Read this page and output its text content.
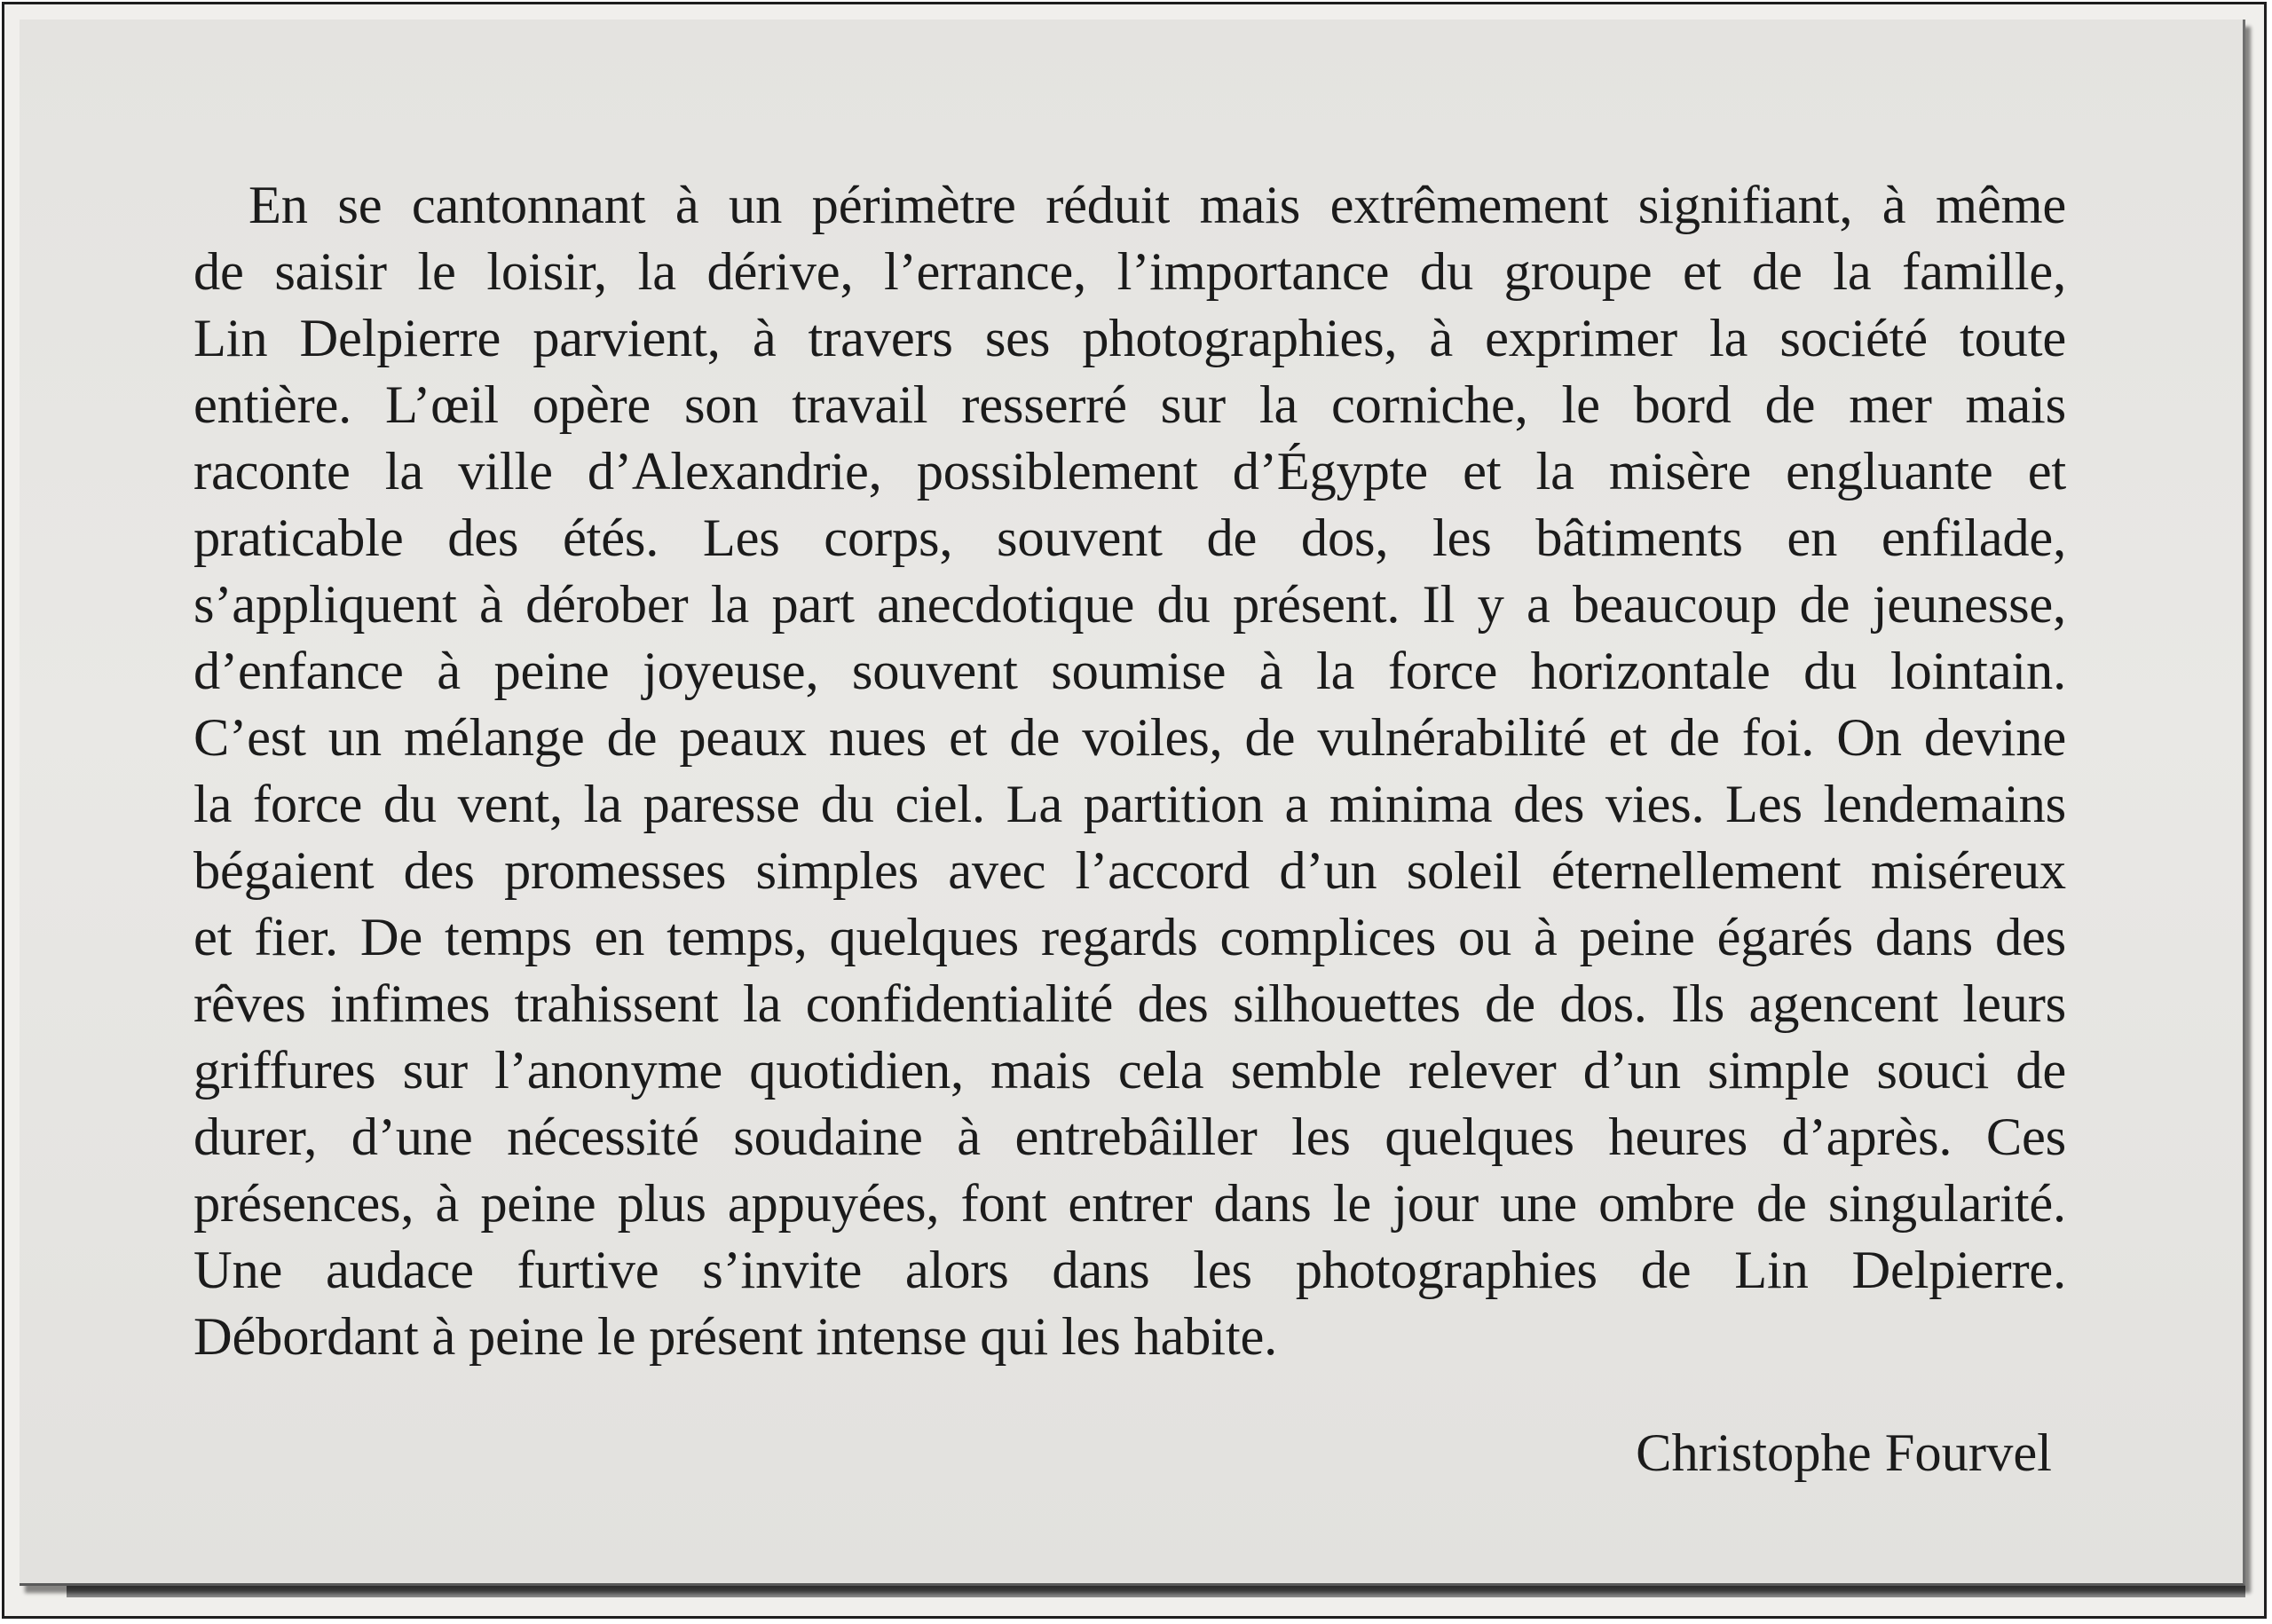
En se cantonnant à un périmètre réduit mais extrêmement signifiant, à même
de saisir le loisir, la dérive, l’errance, l’importance du groupe et de la famille,
Lin Delpierre parvient, à travers ses photographies, à exprimer la société toute
entière. L’œil opère son travail resserré sur la corniche, le bord de mer mais
raconte la ville d’Alexandrie, possiblement d’Égypte et la misère engluante et
praticable des étés. Les corps, souvent de dos, les bâtiments en enfilade,
s’appliquent à dérober la part anecdotique du présent. Il y a beaucoup de jeunesse,
d’enfance à peine joyeuse, souvent soumise à la force horizontale du lointain.
C’est un mélange de peaux nues et de voiles, de vulnérabilité et de foi. On devine
la force du vent, la paresse du ciel. La partition a minima des vies. Les lendemains
bégaient des promesses simples avec l’accord d’un soleil éternellement miséreux
et fier. De temps en temps, quelques regards complices ou à peine égarés dans des
rêves infimes trahissent la confidentialité des silhouettes de dos. Ils agencent leurs
griffures sur l’anonyme quotidien, mais cela semble relever d’un simple souci de
durer, d’une nécessité soudaine à entrebâiller les quelques heures d’après. Ces
présences, à peine plus appuyées, font entrer dans le jour une ombre de singularité.
Une audace furtive s’invite alors dans les photographies de Lin Delpierre.
Débordant à peine le présent intense qui les habite.
Christophe Fourvel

--*--

> **Work to complete**: Write out the listing word for word, omitting the pictures it holds.

> **Exercise response**:
Read this page and output its text content.
En se cantonnant à un périmètre réduit mais extrêmement signifiant, à même
de saisir le loisir, la dérive, l’errance, l’importance du groupe et de la famille,
Lin Delpierre parvient, à travers ses photographies, à exprimer la société toute
entière. L’œil opère son travail resserré sur la corniche, le bord de mer mais
raconte la ville d’Alexandrie, possiblement d’Égypte et la misère engluante et
praticable des étés. Les corps, souvent de dos, les bâtiments en enfilade,
s’appliquent à dérober la part anecdotique du présent. Il y a beaucoup de jeunesse,
d’enfance à peine joyeuse, souvent soumise à la force horizontale du lointain.
C’est un mélange de peaux nues et de voiles, de vulnérabilité et de foi. On devine
la force du vent, la paresse du ciel. La partition a minima des vies. Les lendemains
bégaient des promesses simples avec l’accord d’un soleil éternellement miséreux
et fier. De temps en temps, quelques regards complices ou à peine égarés dans des
rêves infimes trahissent la confidentialité des silhouettes de dos. Ils agencent leurs
griffures sur l’anonyme quotidien, mais cela semble relever d’un simple souci de
durer, d’une nécessité soudaine à entrebâiller les quelques heures d’après. Ces
présences, à peine plus appuyées, font entrer dans le jour une ombre de singularité.
Une audace furtive s’invite alors dans les photographies de Lin Delpierre.
Débordant à peine le présent intense qui les habite.
Christophe Fourvel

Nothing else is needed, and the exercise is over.